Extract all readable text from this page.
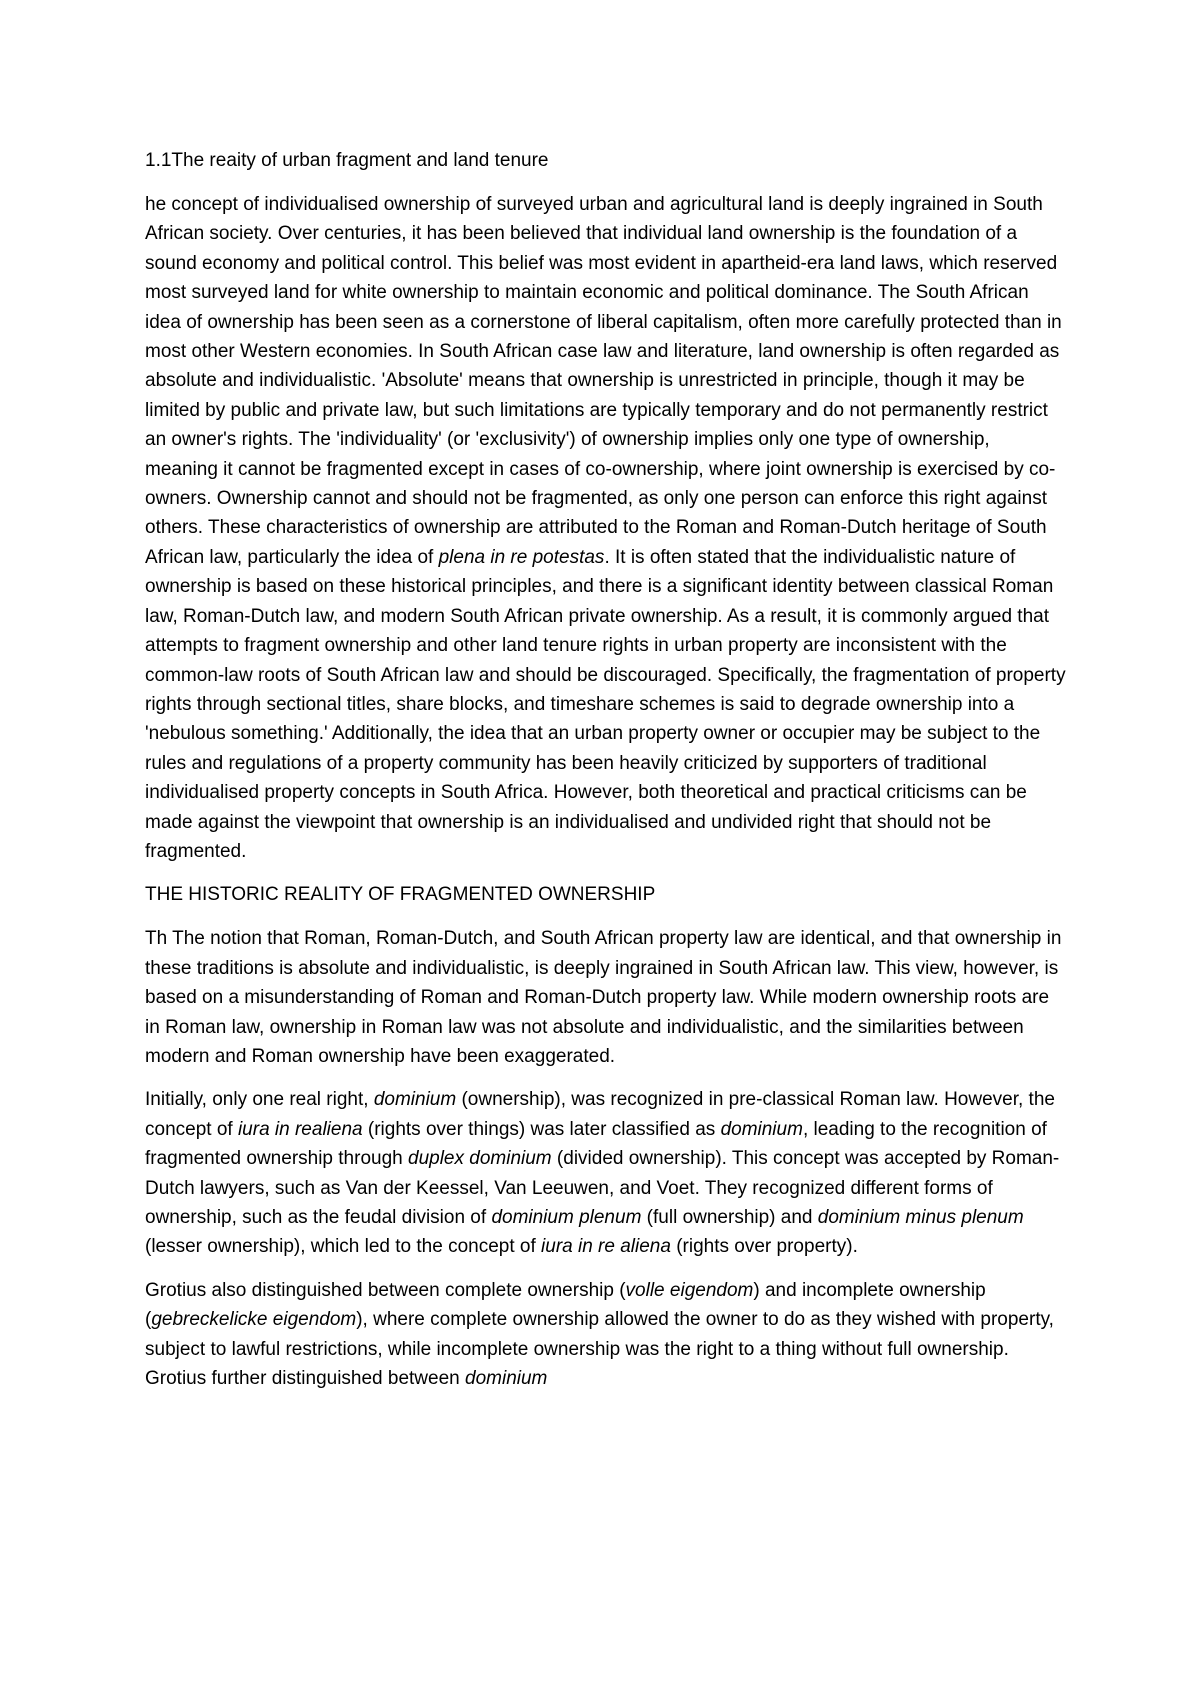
1.1The reaity of urban fragment and land tenure

he concept of individualised ownership of surveyed urban and agricultural land is deeply ingrained in South African society. Over centuries, it has been believed that individual land ownership is the foundation of a sound economy and political control. This belief was most evident in apartheid-era land laws, which reserved most surveyed land for white ownership to maintain economic and political dominance. The South African idea of ownership has been seen as a cornerstone of liberal capitalism, often more carefully protected than in most other Western economies. In South African case law and literature, land ownership is often regarded as absolute and individualistic. 'Absolute' means that ownership is unrestricted in principle, though it may be limited by public and private law, but such limitations are typically temporary and do not permanently restrict an owner's rights. The 'individuality' (or 'exclusivity') of ownership implies only one type of ownership, meaning it cannot be fragmented except in cases of co-ownership, where joint ownership is exercised by co-owners. Ownership cannot and should not be fragmented, as only one person can enforce this right against others. These characteristics of ownership are attributed to the Roman and Roman-Dutch heritage of South African law, particularly the idea of plena in re potestas. It is often stated that the individualistic nature of ownership is based on these historical principles, and there is a significant identity between classical Roman law, Roman-Dutch law, and modern South African private ownership. As a result, it is commonly argued that attempts to fragment ownership and other land tenure rights in urban property are inconsistent with the common-law roots of South African law and should be discouraged. Specifically, the fragmentation of property rights through sectional titles, share blocks, and timeshare schemes is said to degrade ownership into a 'nebulous something.' Additionally, the idea that an urban property owner or occupier may be subject to the rules and regulations of a property community has been heavily criticized by supporters of traditional individualised property concepts in South Africa. However, both theoretical and practical criticisms can be made against the viewpoint that ownership is an individualised and undivided right that should not be fragmented.

THE HISTORIC REALITY OF FRAGMENTED OWNERSHIP

Th The notion that Roman, Roman-Dutch, and South African property law are identical, and that ownership in these traditions is absolute and individualistic, is deeply ingrained in South African law. This view, however, is based on a misunderstanding of Roman and Roman-Dutch property law. While modern ownership roots are in Roman law, ownership in Roman law was not absolute and individualistic, and the similarities between modern and Roman ownership have been exaggerated.

Initially, only one real right, dominium (ownership), was recognized in pre-classical Roman law. However, the concept of iura in realiena (rights over things) was later classified as dominium, leading to the recognition of fragmented ownership through duplex dominium (divided ownership). This concept was accepted by Roman-Dutch lawyers, such as Van der Keessel, Van Leeuwen, and Voet. They recognized different forms of ownership, such as the feudal division of dominium plenum (full ownership) and dominium minus plenum (lesser ownership), which led to the concept of iura in re aliena (rights over property).

Grotius also distinguished between complete ownership (volle eigendom) and incomplete ownership (gebreckelicke eigendom), where complete ownership allowed the owner to do as they wished with property, subject to lawful restrictions, while incomplete ownership was the right to a thing without full ownership. Grotius further distinguished between dominium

=======

* _Exercise task_
Go through the listing above and pull out each line containing the word "dominium".

* _Response to this exercise_
Initially, only one real right, dominium (ownership), was recognized in pre-classical Roman law. However, the concept of iura in realiena (rights over things) was later classified as dominium, leading to the recognition of fragmented ownership through duplex dominium (divided ownership). This concept was accepted by Roman-Dutch lawyers, such as Van der Keessel, Van Leeuwen, and Voet. They recognized different forms of ownership, such as the feudal division of dominium plenum (full ownership) and dominium minus plenum (lesser ownership), which led to the concept of iura in re aliena (rights over property).
Grotius also distinguished between complete ownership (volle eigendom) and incomplete ownership (gebreckelicke eigendom), where complete ownership allowed the owner to do as they wished with property, subject to lawful restrictions, while incomplete ownership was the right to a thing without full ownership. Grotius further distinguished between dominium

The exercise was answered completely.